**Data for the task**
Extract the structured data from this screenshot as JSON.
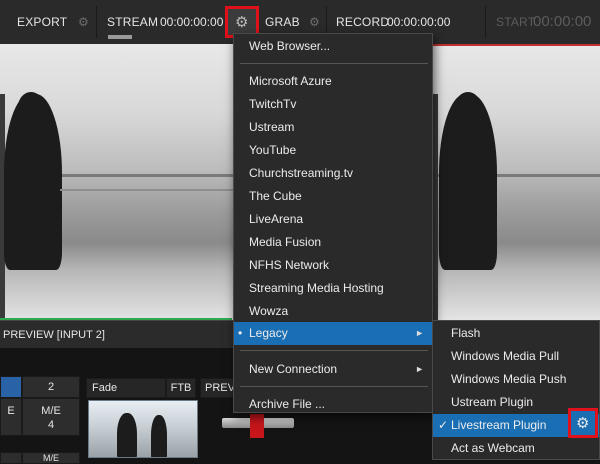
{
  "toolbar": {
    "export_label": "EXPORT",
    "stream_label": "STREAM",
    "stream_time": "00:00:00:00",
    "grab_label": "GRAB",
    "record_label": "RECORD",
    "record_time": "00:00:00:00",
    "start_label": "START",
    "start_time": "00:00:00",
    "gear_glyph": "⚙"
  },
  "preview": {
    "label": "PREVIEW [INPUT 2]"
  },
  "bottom": {
    "input_2": "2",
    "me_left": "E",
    "me_label": "M/E",
    "me_number": "4",
    "me_bottom_right": "M/E",
    "fade_label": "Fade",
    "ftb_label": "FTB",
    "prev_label": "PREVI"
  },
  "menu": {
    "items": [
      {
        "label": "Web Browser..."
      },
      {
        "label": "Microsoft Azure"
      },
      {
        "label": "TwitchTv"
      },
      {
        "label": "Ustream"
      },
      {
        "label": "YouTube"
      },
      {
        "label": "Churchstreaming.tv"
      },
      {
        "label": "The Cube"
      },
      {
        "label": "LiveArena"
      },
      {
        "label": "Media Fusion"
      },
      {
        "label": "NFHS Network"
      },
      {
        "label": "Streaming Media Hosting"
      },
      {
        "label": "Wowza"
      },
      {
        "label": "Legacy"
      },
      {
        "label": "New Connection"
      },
      {
        "label": "Archive File ..."
      }
    ],
    "selected_bullet": "•",
    "submenu_arrow": "►"
  },
  "submenu": {
    "items": [
      {
        "label": "Flash"
      },
      {
        "label": "Windows Media Pull"
      },
      {
        "label": "Windows Media Push"
      },
      {
        "label": "Ustream Plugin"
      },
      {
        "label": "Livestream Plugin"
      },
      {
        "label": "Act as Webcam"
      }
    ],
    "check_glyph": "✓"
  },
  "colors": {
    "accent_blue": "#1a6fb4",
    "highlight_red": "#e0111a",
    "program_green": "#2fa84f"
  },
  "icons": {
    "stream_settings": "gear-icon",
    "plugin_settings": "gear-icon"
  }
}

**Task details**
Write every record out again exactly; no pictures belong in the copy.

**Response below**
Extract the structured data from this screenshot as JSON.
{
  "toolbar": {
    "export_label": "EXPORT",
    "stream_label": "STREAM",
    "stream_time": "00:00:00:00",
    "grab_label": "GRAB",
    "record_label": "RECORD",
    "record_time": "00:00:00:00",
    "start_label": "START",
    "start_time": "00:00:00",
    "gear_glyph": "⚙"
  },
  "preview": {
    "label": "PREVIEW [INPUT 2]"
  },
  "bottom": {
    "input_2": "2",
    "me_left": "E",
    "me_label": "M/E",
    "me_number": "4",
    "me_bottom_right": "M/E",
    "fade_label": "Fade",
    "ftb_label": "FTB",
    "prev_label": "PREVI"
  },
  "menu": {
    "items": [
      {
        "label": "Web Browser..."
      },
      {
        "label": "Microsoft Azure"
      },
      {
        "label": "TwitchTv"
      },
      {
        "label": "Ustream"
      },
      {
        "label": "YouTube"
      },
      {
        "label": "Churchstreaming.tv"
      },
      {
        "label": "The Cube"
      },
      {
        "label": "LiveArena"
      },
      {
        "label": "Media Fusion"
      },
      {
        "label": "NFHS Network"
      },
      {
        "label": "Streaming Media Hosting"
      },
      {
        "label": "Wowza"
      },
      {
        "label": "Legacy"
      },
      {
        "label": "New Connection"
      },
      {
        "label": "Archive File ..."
      }
    ],
    "selected_bullet": "•",
    "submenu_arrow": "►"
  },
  "submenu": {
    "items": [
      {
        "label": "Flash"
      },
      {
        "label": "Windows Media Pull"
      },
      {
        "label": "Windows Media Push"
      },
      {
        "label": "Ustream Plugin"
      },
      {
        "label": "Livestream Plugin"
      },
      {
        "label": "Act as Webcam"
      }
    ],
    "check_glyph": "✓"
  },
  "colors": {
    "accent_blue": "#1a6fb4",
    "highlight_red": "#e0111a",
    "program_green": "#2fa84f"
  },
  "icons": {
    "stream_settings": "gear-icon",
    "plugin_settings": "gear-icon"
  }
}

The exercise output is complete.